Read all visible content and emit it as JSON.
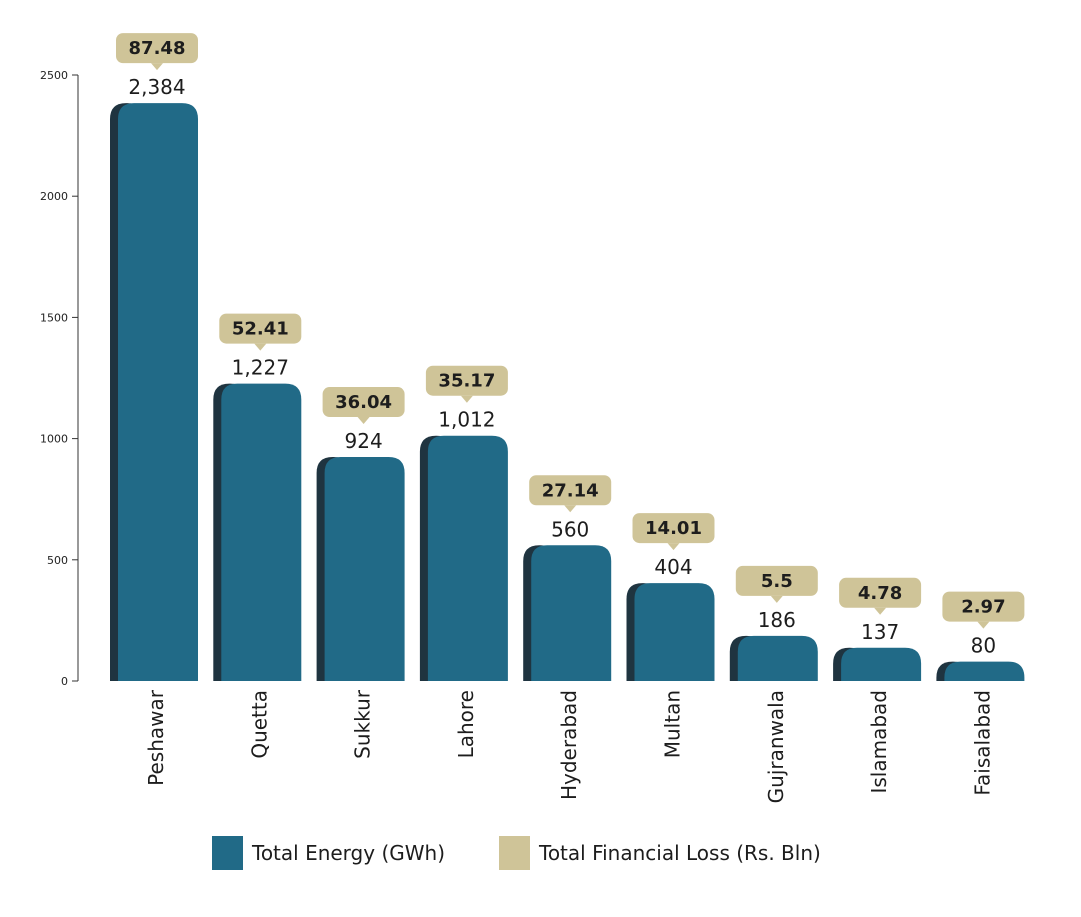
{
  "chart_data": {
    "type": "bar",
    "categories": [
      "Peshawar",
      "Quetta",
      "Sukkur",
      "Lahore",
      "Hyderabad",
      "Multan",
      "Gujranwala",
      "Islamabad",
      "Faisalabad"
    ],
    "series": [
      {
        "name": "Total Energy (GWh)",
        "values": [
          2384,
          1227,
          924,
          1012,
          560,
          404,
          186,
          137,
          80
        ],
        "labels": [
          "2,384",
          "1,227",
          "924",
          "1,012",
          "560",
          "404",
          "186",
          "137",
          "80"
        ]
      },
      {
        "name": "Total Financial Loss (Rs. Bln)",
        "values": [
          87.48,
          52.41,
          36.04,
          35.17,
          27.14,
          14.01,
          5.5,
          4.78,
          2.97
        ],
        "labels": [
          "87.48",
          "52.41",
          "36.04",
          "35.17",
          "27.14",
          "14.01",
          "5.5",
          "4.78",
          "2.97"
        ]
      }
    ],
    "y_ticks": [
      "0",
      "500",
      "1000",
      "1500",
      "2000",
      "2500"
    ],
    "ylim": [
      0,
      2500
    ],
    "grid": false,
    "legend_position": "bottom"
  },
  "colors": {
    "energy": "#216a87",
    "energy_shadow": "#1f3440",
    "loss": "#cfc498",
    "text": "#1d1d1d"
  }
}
- - -
TO DO: Copy all the lines of data exactly as they appear, dropping any images.

TASK RESPONSE:
Read all visible content and emit it as JSON.
{
  "chart_data": {
    "type": "bar",
    "categories": [
      "Peshawar",
      "Quetta",
      "Sukkur",
      "Lahore",
      "Hyderabad",
      "Multan",
      "Gujranwala",
      "Islamabad",
      "Faisalabad"
    ],
    "series": [
      {
        "name": "Total Energy (GWh)",
        "values": [
          2384,
          1227,
          924,
          1012,
          560,
          404,
          186,
          137,
          80
        ],
        "labels": [
          "2,384",
          "1,227",
          "924",
          "1,012",
          "560",
          "404",
          "186",
          "137",
          "80"
        ]
      },
      {
        "name": "Total Financial Loss (Rs. Bln)",
        "values": [
          87.48,
          52.41,
          36.04,
          35.17,
          27.14,
          14.01,
          5.5,
          4.78,
          2.97
        ],
        "labels": [
          "87.48",
          "52.41",
          "36.04",
          "35.17",
          "27.14",
          "14.01",
          "5.5",
          "4.78",
          "2.97"
        ]
      }
    ],
    "y_ticks": [
      "0",
      "500",
      "1000",
      "1500",
      "2000",
      "2500"
    ],
    "ylim": [
      0,
      2500
    ],
    "grid": false,
    "legend_position": "bottom"
  },
  "colors": {
    "energy": "#216a87",
    "energy_shadow": "#1f3440",
    "loss": "#cfc498",
    "text": "#1d1d1d"
  }
}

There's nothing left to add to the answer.